Excerpt to read:

Q135Lord Lawson of Blaby: You have been very
eloquent and it is fascinating, but are you a lone voice or is
there substantial support for your views among the scientific
community?
Professor Lindzen: I think there is no core
of the scientific community.
Q136Lord Lawson of Blaby: You must speak to
your fellow scientists from time to time?
Professor Lindzen: Yes, of course, all the time,
because some of the work is really just quite independent of one's
position on this. I think, at MIT, Chicago and other places I
deal with, even at the Laboratory for Dynamic Meteorology in Paris,
where I spend a lot of time, most people realise the issue is
a bit dodgy, but there is a problem, and you say it and it is
kind of like being a skunk at the party. In Europe, the Laboratory
for Dynamic Meteorology's climate modelling effort exists because
of global warming. At the Max-Planck Gesellschaft, their climate
modelling effort exists because of global warming. The Hadley
Centre exists because of global warming. The only place in the
world where there were efforts before global warming was the US,
but even in the US the first President Bush responded to the alarmism
with two billion dollars a year for research. I do not think you
are going to see much objection to the alarmism, but the points
of agreement, when they say that scientists all agree, it is basically
what I have written in this deposition. Scientists have learned
of what I call the iron triangle of alarmism, that they can utter
innocent statements, such as the one the Prime Minister said,
that are completely consistent with nothing much happening, so
they have not compromised their scientific integrity and yet these
will be interpreted with alarm, and the body politic, at least
in my country, will respond by feeding money to the science. Why
would anyone get in the way of that?
Q137Lord Lawson of Blaby: That I understand
very well, but the suggestion is that policy decisions, which
might be economically extremely costly, should be based on what
you call alarm. So it is not just academic corruption, in the
nicest possible way, academics being human like everybody else,
put it that way, there is more involved?

Work instruction A:
According to the committee transcript, how much money did the first President Bush commit to research each year in response to the alarmism?
Work instruction B:
Echo the committee transcript between "Professor Lindzen: I" and "time to time?", inclusive.
Work instruction C:
Extend the committee transcript past its final line.

Records:

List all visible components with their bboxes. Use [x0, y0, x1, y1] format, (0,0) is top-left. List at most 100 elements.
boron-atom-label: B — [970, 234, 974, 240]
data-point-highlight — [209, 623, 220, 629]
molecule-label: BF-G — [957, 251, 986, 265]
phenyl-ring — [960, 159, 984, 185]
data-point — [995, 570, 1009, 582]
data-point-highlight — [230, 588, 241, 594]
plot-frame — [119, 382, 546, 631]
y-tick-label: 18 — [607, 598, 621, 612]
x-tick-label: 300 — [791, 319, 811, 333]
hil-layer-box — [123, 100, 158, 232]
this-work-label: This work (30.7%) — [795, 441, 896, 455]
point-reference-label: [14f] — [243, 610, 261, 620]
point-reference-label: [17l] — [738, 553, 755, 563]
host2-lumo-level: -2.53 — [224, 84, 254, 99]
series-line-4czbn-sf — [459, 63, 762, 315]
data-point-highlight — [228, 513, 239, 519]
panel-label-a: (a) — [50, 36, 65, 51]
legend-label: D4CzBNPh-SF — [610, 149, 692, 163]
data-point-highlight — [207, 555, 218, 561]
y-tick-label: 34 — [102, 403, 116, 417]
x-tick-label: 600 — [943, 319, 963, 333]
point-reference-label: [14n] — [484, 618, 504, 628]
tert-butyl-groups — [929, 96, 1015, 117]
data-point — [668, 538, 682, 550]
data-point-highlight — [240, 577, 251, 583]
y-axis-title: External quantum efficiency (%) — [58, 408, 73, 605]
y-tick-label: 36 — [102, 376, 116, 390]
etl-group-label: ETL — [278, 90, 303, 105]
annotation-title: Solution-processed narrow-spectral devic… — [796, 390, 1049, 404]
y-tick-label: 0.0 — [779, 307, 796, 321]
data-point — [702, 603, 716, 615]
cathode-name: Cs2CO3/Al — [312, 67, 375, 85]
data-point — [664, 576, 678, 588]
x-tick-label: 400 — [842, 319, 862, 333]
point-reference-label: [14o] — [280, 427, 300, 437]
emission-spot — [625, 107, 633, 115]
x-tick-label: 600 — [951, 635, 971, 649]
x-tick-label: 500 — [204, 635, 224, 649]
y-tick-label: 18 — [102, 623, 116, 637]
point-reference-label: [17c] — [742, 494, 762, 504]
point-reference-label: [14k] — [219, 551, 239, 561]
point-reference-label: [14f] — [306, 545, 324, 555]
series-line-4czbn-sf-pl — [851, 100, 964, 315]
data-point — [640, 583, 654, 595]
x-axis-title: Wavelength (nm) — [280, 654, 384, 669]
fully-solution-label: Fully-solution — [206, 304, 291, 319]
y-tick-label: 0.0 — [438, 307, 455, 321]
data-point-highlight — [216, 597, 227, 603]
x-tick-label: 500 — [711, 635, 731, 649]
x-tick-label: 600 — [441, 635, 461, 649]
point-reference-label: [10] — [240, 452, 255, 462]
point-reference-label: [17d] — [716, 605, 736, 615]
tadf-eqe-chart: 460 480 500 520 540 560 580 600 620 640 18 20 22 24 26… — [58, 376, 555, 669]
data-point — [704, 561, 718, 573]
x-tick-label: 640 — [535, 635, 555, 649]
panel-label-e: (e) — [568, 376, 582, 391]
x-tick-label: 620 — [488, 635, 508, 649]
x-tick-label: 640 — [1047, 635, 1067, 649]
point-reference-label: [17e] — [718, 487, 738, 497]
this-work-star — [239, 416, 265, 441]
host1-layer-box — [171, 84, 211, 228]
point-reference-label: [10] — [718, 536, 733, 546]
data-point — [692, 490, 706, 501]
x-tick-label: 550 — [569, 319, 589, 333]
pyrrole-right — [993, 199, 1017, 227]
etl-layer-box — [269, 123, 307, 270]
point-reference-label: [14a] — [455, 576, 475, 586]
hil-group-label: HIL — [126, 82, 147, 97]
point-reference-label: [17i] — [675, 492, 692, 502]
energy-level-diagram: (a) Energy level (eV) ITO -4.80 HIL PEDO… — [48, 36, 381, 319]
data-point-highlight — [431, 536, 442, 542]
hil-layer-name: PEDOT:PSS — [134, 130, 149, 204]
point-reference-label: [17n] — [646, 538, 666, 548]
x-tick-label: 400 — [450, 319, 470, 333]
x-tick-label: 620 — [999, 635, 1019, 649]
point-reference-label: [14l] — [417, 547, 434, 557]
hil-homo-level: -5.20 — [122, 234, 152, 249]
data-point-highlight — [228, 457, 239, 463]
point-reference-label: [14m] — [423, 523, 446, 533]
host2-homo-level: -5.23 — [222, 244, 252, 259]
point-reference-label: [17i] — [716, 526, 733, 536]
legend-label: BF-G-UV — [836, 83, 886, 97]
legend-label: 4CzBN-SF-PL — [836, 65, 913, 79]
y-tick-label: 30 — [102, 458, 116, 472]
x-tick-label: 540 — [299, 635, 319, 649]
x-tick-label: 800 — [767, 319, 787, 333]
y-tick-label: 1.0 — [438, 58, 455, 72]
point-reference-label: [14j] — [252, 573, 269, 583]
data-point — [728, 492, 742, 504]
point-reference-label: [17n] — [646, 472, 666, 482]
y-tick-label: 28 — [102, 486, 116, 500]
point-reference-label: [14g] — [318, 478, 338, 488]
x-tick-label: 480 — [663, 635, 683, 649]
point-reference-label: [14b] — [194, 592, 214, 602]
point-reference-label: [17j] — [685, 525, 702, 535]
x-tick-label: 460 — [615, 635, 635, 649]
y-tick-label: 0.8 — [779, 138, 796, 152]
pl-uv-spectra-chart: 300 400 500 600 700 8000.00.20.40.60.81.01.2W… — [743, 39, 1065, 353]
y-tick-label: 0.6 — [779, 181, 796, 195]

Expected answer A:
Two billion dollars a year.

Expected answer B:
Professor Lindzen: I think there is no core
of the scientific community.
Q136Lord Lawson of Blaby: You must speak to
your fellow scientists from time to time?

Expected answer C:
Professor Lindzen: Of course there is. I think,
and here I am not speaking as a scientist, we have reached a stage
in our country where the belief is, if the politicians want to
go along with this and are gullible enough, it is their problem.
I think there is that degree of social disintegration.
Q138Lord Lawson of Blaby: Lord Lamont mentioned
an important bit from the evidence that this Committee received
last week from Sir John Houghton. Have you seen a transcript of
his evidence?
Professor Lindzen: No, I have not, but I have
heard of it.
Q139Lord Lawson of Blaby: If you have heard
about it, is there any comment you would like to make on any of
the things you have heard?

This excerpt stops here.